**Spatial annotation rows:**
....
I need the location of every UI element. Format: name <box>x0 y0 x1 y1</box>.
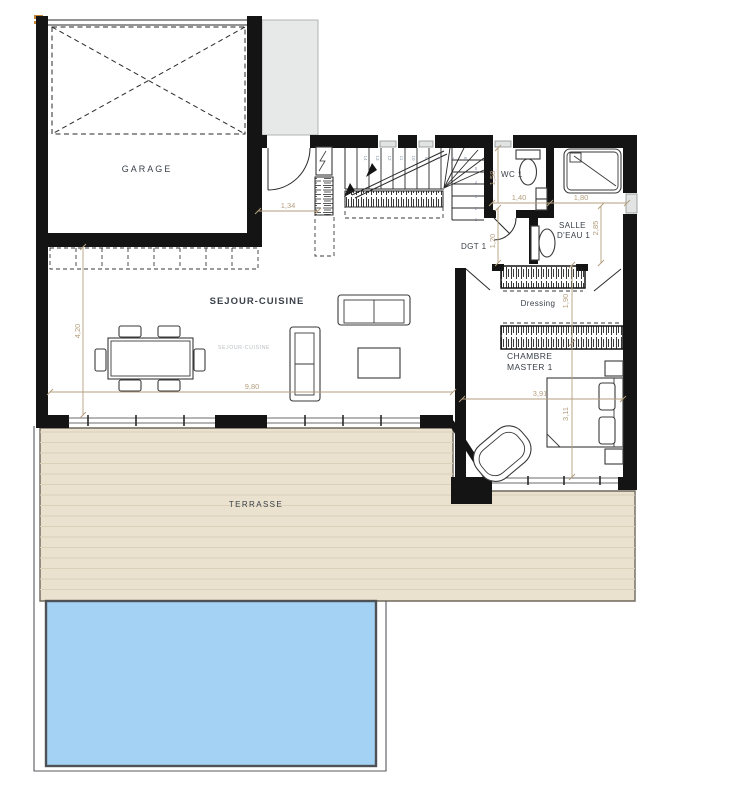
nightstand <box>605 361 623 376</box>
living-room <box>50 248 410 401</box>
entry-closet-overhead <box>315 215 334 256</box>
dim-180: 1,80 <box>574 193 589 202</box>
window <box>380 141 396 147</box>
wc-basin <box>536 199 547 210</box>
bedroom-label-line2: MASTER 1 <box>507 362 553 372</box>
chair <box>158 326 180 337</box>
dim-190: 1,90 <box>561 294 570 309</box>
stair-step-number: 5 <box>475 166 478 171</box>
dim-158: 1,58 <box>488 171 497 186</box>
stair-direction-arrow-icon <box>366 163 377 177</box>
stair-step-number: 6 <box>463 157 468 160</box>
garage <box>34 15 247 134</box>
entry-closet <box>315 177 333 215</box>
entry-door-swing <box>268 148 310 190</box>
living-room-small-label: SEJOUR-CUISINE <box>218 345 270 351</box>
staircase: 1234567891011121314 <box>344 148 484 222</box>
floor-plan-drawing: 1234567891011121314 <box>0 0 730 800</box>
pillow <box>599 383 615 410</box>
dressing-door-leaf <box>466 269 490 290</box>
stair-step-number: 13 <box>375 155 380 161</box>
nightstand <box>605 449 623 464</box>
stair-step-number: 11 <box>399 156 404 161</box>
understair-storage <box>345 191 443 207</box>
living-room-label: SEJOUR-CUISINE <box>210 296 305 307</box>
entry <box>268 147 334 256</box>
terrace-label: TERRASSE <box>229 500 283 509</box>
toilet-tank <box>516 150 540 159</box>
chair <box>95 349 106 371</box>
chair <box>119 326 141 337</box>
floor-plan-page: 1234567891011121314 <box>0 0 730 800</box>
dressing-label: Dressing <box>521 299 556 308</box>
coffee-table <box>358 348 400 378</box>
master-bedroom <box>467 361 623 488</box>
chair <box>158 380 180 391</box>
window <box>419 141 433 147</box>
dim-140: 1,40 <box>512 193 527 202</box>
wc-door-leaf <box>494 218 510 234</box>
understair-storage-overhead <box>345 207 443 218</box>
stair-step-number: 14 <box>363 155 368 161</box>
wc-basin <box>536 188 547 199</box>
swimming-pool <box>46 601 376 766</box>
dim-420: 4,20 <box>73 324 82 339</box>
chair <box>194 349 205 371</box>
chair <box>119 380 141 391</box>
dining-table <box>108 338 193 379</box>
stair-step-number: 12 <box>387 155 392 161</box>
bathroom-label-line2: D'EAU 1 <box>557 231 590 240</box>
wc-label: WC 1 <box>501 170 523 179</box>
wardrobe <box>501 326 623 349</box>
dim-980: 9,80 <box>245 382 260 391</box>
terrace-deck <box>40 428 635 601</box>
garage-label: GARAGE <box>122 164 173 174</box>
entry-porch <box>262 20 318 135</box>
dim-311: 3,11 <box>561 407 570 421</box>
window <box>495 141 511 147</box>
dim-285: 2,85 <box>591 221 600 236</box>
terrace <box>38 428 636 601</box>
vanity <box>531 226 539 260</box>
shower <box>564 149 621 193</box>
bathroom-label-line1: SALLE <box>559 221 586 230</box>
bathroom-door-leaf <box>594 269 621 291</box>
stair-step-number: 2 <box>475 206 478 211</box>
kitchen-units <box>76 248 232 269</box>
dim-391: 3,91 <box>533 389 548 398</box>
washbasin <box>539 229 555 257</box>
pillow <box>599 417 615 444</box>
hallway-label: DGT 1 <box>461 242 487 251</box>
bedroom-label-line1: CHAMBRE <box>507 351 552 361</box>
stair-step-number: 10 <box>411 155 416 161</box>
dim-134: 1,34 <box>281 201 296 210</box>
dim-120: 1,20 <box>488 234 497 249</box>
stair-step-number: 3 <box>475 194 478 199</box>
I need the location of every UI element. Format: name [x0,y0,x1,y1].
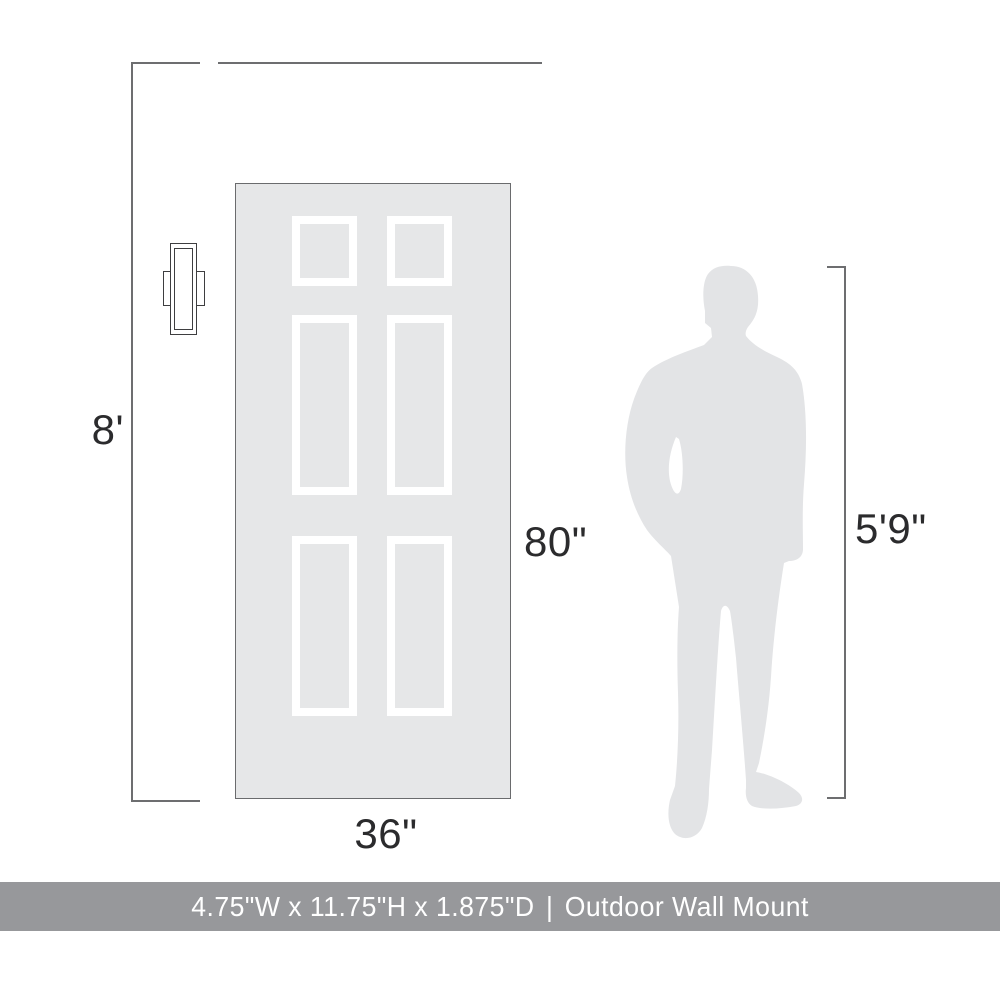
footer-text: 4.75"W x 11.75"H x 1.875"D|Outdoor Wall … [191,882,809,931]
person-height-dimension-tick-bottom [827,797,846,799]
footer-category: Outdoor Wall Mount [565,891,809,922]
person-height-label: 5'9" [855,508,927,550]
product-dimension-diagram: 8' 80" 36" 5'9" 4.75"W x 11.75"H x 1.875… [0,0,1000,1000]
person-silhouette [0,0,1000,1000]
footer-separator: | [546,891,553,922]
person-height-dimension-tick-top [827,266,846,268]
person-height-dimension-line [844,266,846,799]
footer-product-dimensions: 4.75"W x 11.75"H x 1.875"D [191,891,534,922]
footer-bar: 4.75"W x 11.75"H x 1.875"D|Outdoor Wall … [0,882,1000,931]
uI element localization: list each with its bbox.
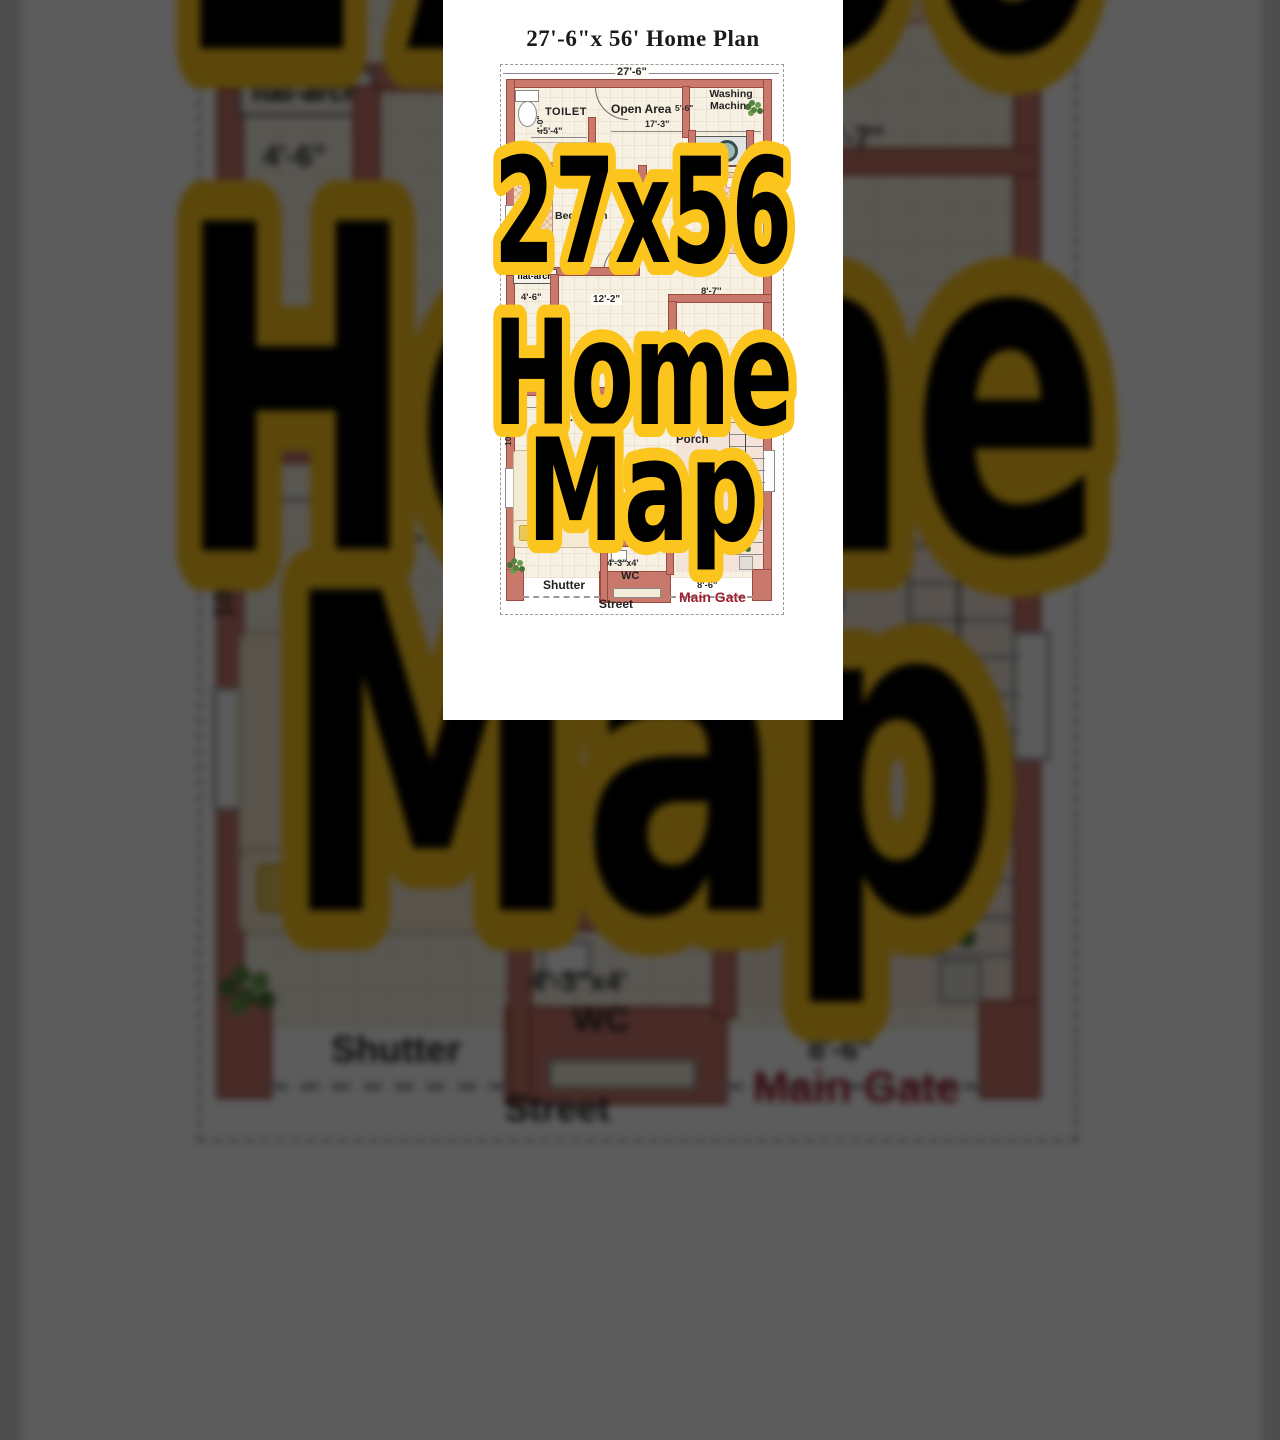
video-frame: 27'-6"x 56' Home Plan 27'-6" 4'-0" TOILE… (443, 0, 843, 720)
caption-line-1: 27x56 (494, 127, 792, 297)
caption-line-3: Map (527, 409, 759, 574)
caption-overlay: 27x56 Home Map (443, 0, 843, 720)
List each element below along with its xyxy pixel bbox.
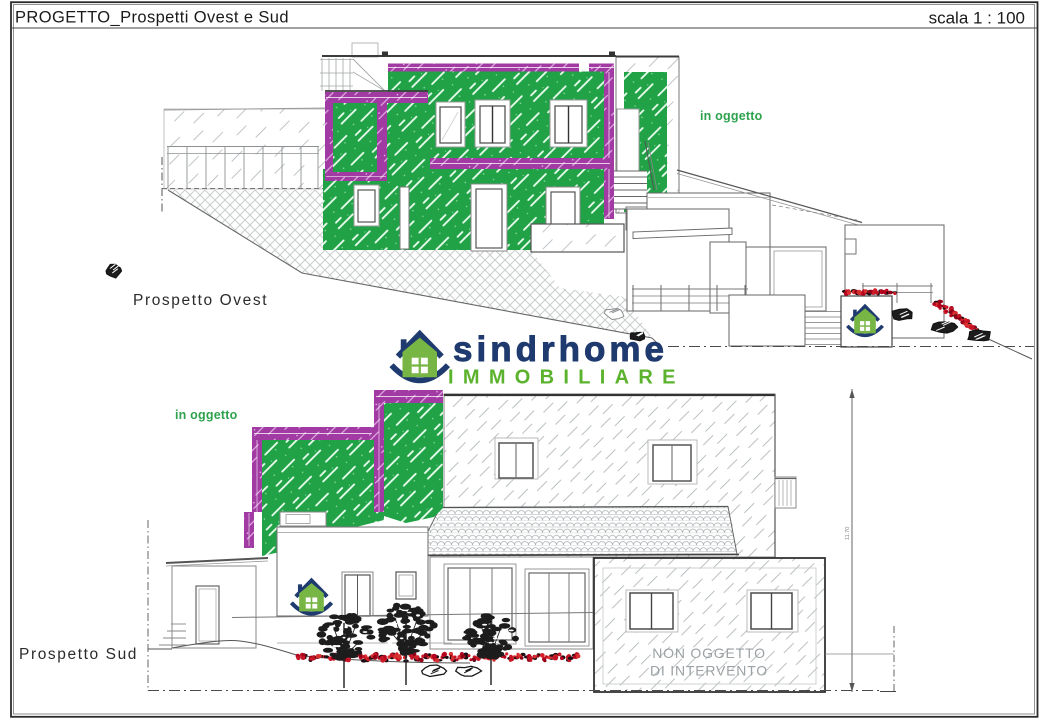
svg-text:in oggetto: in oggetto bbox=[175, 408, 238, 422]
svg-text:sindrhome: sindrhome bbox=[453, 330, 668, 369]
svg-text:Prospetto Sud: Prospetto Sud bbox=[19, 646, 138, 663]
svg-text:DI INTERVENTO: DI INTERVENTO bbox=[650, 663, 768, 679]
svg-text:11.70: 11.70 bbox=[845, 527, 851, 540]
svg-text:in oggetto: in oggetto bbox=[700, 109, 763, 123]
svg-text:scala 1 : 100: scala 1 : 100 bbox=[929, 9, 1025, 28]
svg-text:PROGETTO_Prospetti Ovest e Sud: PROGETTO_Prospetti Ovest e Sud bbox=[15, 9, 289, 27]
svg-text:Prospetto Ovest: Prospetto Ovest bbox=[133, 292, 268, 309]
svg-text:NON OGGETTO: NON OGGETTO bbox=[652, 645, 766, 661]
svg-text:IMMOBILIARE: IMMOBILIARE bbox=[448, 367, 685, 389]
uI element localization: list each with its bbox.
....
**Written request:** Please format the part that opens with the line containing "TOILE… (443, 0, 843, 720)" and closes with the line containing "List each element", both lines included, as a Markdown table with the columns No. and Line. Give each line its own row number and leave out any blank lines.

**Solution to the exercise:**
| No. | Line |
|---|---|
| 1 | video-frame: 27'-6"x 56' Home Plan 27'-6" 4'-0" TOILE… (443, 0, 843, 720) |
| 2 | caption-line-1: 27x56 (494, 127, 792, 297) |
| 3 | caption-line-3: Map (527, 409, 759, 574) |
| 4 | caption-overlay: 27x56 Home Map (443, 0, 843, 720) |
| 5 | List each element below along with its xyxy pixel bbox. |